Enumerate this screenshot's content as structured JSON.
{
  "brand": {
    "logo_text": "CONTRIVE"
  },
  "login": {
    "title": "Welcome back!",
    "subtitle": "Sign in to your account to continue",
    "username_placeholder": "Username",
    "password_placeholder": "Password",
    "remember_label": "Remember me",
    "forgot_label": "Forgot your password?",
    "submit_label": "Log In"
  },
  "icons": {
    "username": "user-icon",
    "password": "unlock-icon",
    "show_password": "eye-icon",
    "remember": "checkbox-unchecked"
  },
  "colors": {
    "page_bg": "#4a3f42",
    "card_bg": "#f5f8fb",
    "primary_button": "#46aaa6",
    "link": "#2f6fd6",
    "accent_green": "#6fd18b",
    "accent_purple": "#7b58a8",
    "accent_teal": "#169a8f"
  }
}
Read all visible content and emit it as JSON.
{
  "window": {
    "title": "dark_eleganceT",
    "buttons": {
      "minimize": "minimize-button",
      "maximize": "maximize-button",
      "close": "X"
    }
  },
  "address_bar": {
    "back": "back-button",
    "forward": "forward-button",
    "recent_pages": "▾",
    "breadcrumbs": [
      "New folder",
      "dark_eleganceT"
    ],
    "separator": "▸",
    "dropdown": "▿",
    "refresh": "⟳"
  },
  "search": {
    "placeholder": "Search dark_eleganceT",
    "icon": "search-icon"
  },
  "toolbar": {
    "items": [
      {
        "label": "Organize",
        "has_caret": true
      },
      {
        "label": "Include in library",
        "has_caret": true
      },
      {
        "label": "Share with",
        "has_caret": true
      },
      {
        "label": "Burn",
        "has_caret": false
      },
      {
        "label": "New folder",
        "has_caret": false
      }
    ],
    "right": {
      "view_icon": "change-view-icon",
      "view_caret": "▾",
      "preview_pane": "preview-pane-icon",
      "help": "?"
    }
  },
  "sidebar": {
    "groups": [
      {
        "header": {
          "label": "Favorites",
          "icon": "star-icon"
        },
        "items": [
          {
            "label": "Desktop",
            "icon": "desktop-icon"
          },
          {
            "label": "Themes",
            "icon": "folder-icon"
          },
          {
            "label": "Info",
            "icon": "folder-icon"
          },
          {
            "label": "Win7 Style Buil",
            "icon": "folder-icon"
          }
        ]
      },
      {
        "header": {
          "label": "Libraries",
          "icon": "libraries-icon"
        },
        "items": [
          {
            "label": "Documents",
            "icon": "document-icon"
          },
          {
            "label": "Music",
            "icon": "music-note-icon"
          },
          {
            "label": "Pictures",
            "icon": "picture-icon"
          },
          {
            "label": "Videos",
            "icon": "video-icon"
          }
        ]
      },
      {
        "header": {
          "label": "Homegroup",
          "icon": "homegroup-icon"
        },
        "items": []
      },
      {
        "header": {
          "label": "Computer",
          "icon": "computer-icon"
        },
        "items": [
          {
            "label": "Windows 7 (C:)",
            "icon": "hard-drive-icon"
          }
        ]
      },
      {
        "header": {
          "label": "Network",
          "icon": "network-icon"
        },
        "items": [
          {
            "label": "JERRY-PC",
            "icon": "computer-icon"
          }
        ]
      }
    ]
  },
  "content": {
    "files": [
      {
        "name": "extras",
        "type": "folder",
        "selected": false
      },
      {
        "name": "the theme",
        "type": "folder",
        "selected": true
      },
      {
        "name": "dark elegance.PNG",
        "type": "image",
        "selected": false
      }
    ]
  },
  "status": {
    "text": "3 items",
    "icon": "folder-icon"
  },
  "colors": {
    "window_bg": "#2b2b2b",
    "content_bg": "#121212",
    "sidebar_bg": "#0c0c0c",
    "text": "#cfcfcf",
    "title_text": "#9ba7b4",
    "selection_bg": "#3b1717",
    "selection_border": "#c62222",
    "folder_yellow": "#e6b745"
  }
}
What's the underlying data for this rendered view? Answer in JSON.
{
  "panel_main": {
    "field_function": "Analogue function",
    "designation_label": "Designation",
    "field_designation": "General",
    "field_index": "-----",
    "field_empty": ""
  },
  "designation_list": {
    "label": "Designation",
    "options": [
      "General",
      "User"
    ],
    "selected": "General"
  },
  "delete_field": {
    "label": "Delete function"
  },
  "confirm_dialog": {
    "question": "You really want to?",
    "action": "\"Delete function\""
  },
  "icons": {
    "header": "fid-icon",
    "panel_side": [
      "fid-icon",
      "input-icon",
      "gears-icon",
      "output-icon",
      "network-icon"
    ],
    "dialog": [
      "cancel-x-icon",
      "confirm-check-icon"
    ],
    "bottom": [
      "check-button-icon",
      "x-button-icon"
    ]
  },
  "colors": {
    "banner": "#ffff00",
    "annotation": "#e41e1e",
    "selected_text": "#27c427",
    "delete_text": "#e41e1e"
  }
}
_ _ _ _ _ _ _
Your goal
Every entry above should be retyped exactly as shown.

Correct answer
Enumerate this screenshot's content as structured JSON.
{
  "brand": {
    "logo_text": "CONTRIVE"
  },
  "login": {
    "title": "Welcome back!",
    "subtitle": "Sign in to your account to continue",
    "username_placeholder": "Username",
    "password_placeholder": "Password",
    "remember_label": "Remember me",
    "forgot_label": "Forgot your password?",
    "submit_label": "Log In"
  },
  "icons": {
    "username": "user-icon",
    "password": "unlock-icon",
    "show_password": "eye-icon",
    "remember": "checkbox-unchecked"
  },
  "colors": {
    "page_bg": "#4a3f42",
    "card_bg": "#f5f8fb",
    "primary_button": "#46aaa6",
    "link": "#2f6fd6",
    "accent_green": "#6fd18b",
    "accent_purple": "#7b58a8",
    "accent_teal": "#169a8f"
  }
}
Read all visible content and emit it as JSON.
{
  "window": {
    "title": "dark_eleganceT",
    "buttons": {
      "minimize": "minimize-button",
      "maximize": "maximize-button",
      "close": "X"
    }
  },
  "address_bar": {
    "back": "back-button",
    "forward": "forward-button",
    "recent_pages": "▾",
    "breadcrumbs": [
      "New folder",
      "dark_eleganceT"
    ],
    "separator": "▸",
    "dropdown": "▿",
    "refresh": "⟳"
  },
  "search": {
    "placeholder": "Search dark_eleganceT",
    "icon": "search-icon"
  },
  "toolbar": {
    "items": [
      {
        "label": "Organize",
        "has_caret": true
      },
      {
        "label": "Include in library",
        "has_caret": true
      },
      {
        "label": "Share with",
        "has_caret": true
      },
      {
        "label": "Burn",
        "has_caret": false
      },
      {
        "label": "New folder",
        "has_caret": false
      }
    ],
    "right": {
      "view_icon": "change-view-icon",
      "view_caret": "▾",
      "preview_pane": "preview-pane-icon",
      "help": "?"
    }
  },
  "sidebar": {
    "groups": [
      {
        "header": {
          "label": "Favorites",
          "icon": "star-icon"
        },
        "items": [
          {
            "label": "Desktop",
            "icon": "desktop-icon"
          },
          {
            "label": "Themes",
            "icon": "folder-icon"
          },
          {
            "label": "Info",
            "icon": "folder-icon"
          },
          {
            "label": "Win7 Style Buil",
            "icon": "folder-icon"
          }
        ]
      },
      {
        "header": {
          "label": "Libraries",
          "icon": "libraries-icon"
        },
        "items": [
          {
            "label": "Documents",
            "icon": "document-icon"
          },
          {
            "label": "Music",
            "icon": "music-note-icon"
          },
          {
            "label": "Pictures",
            "icon": "picture-icon"
          },
          {
            "label": "Videos",
            "icon": "video-icon"
          }
        ]
      },
      {
        "header": {
          "label": "Homegroup",
          "icon": "homegroup-icon"
        },
        "items": []
      },
      {
        "header": {
          "label": "Computer",
          "icon": "computer-icon"
        },
        "items": [
          {
            "label": "Windows 7 (C:)",
            "icon": "hard-drive-icon"
          }
        ]
      },
      {
        "header": {
          "label": "Network",
          "icon": "network-icon"
        },
        "items": [
          {
            "label": "JERRY-PC",
            "icon": "computer-icon"
          }
        ]
      }
    ]
  },
  "content": {
    "files": [
      {
        "name": "extras",
        "type": "folder",
        "selected": false
      },
      {
        "name": "the theme",
        "type": "folder",
        "selected": true
      },
      {
        "name": "dark elegance.PNG",
        "type": "image",
        "selected": false
      }
    ]
  },
  "status": {
    "text": "3 items",
    "icon": "folder-icon"
  },
  "colors": {
    "window_bg": "#2b2b2b",
    "content_bg": "#121212",
    "sidebar_bg": "#0c0c0c",
    "text": "#cfcfcf",
    "title_text": "#9ba7b4",
    "selection_bg": "#3b1717",
    "selection_border": "#c62222",
    "folder_yellow": "#e6b745"
  }
}
What's the underlying data for this rendered view? Answer in JSON.
{
  "panel_main": {
    "field_function": "Analogue function",
    "designation_label": "Designation",
    "field_designation": "General",
    "field_index": "-----",
    "field_empty": ""
  },
  "designation_list": {
    "label": "Designation",
    "options": [
      "General",
      "User"
    ],
    "selected": "General"
  },
  "delete_field": {
    "label": "Delete function"
  },
  "confirm_dialog": {
    "question": "You really want to?",
    "action": "\"Delete function\""
  },
  "icons": {
    "header": "fid-icon",
    "panel_side": [
      "fid-icon",
      "input-icon",
      "gears-icon",
      "output-icon",
      "network-icon"
    ],
    "dialog": [
      "cancel-x-icon",
      "confirm-check-icon"
    ],
    "bottom": [
      "check-button-icon",
      "x-button-icon"
    ]
  },
  "colors": {
    "banner": "#ffff00",
    "annotation": "#e41e1e",
    "selected_text": "#27c427",
    "delete_text": "#e41e1e"
  }
}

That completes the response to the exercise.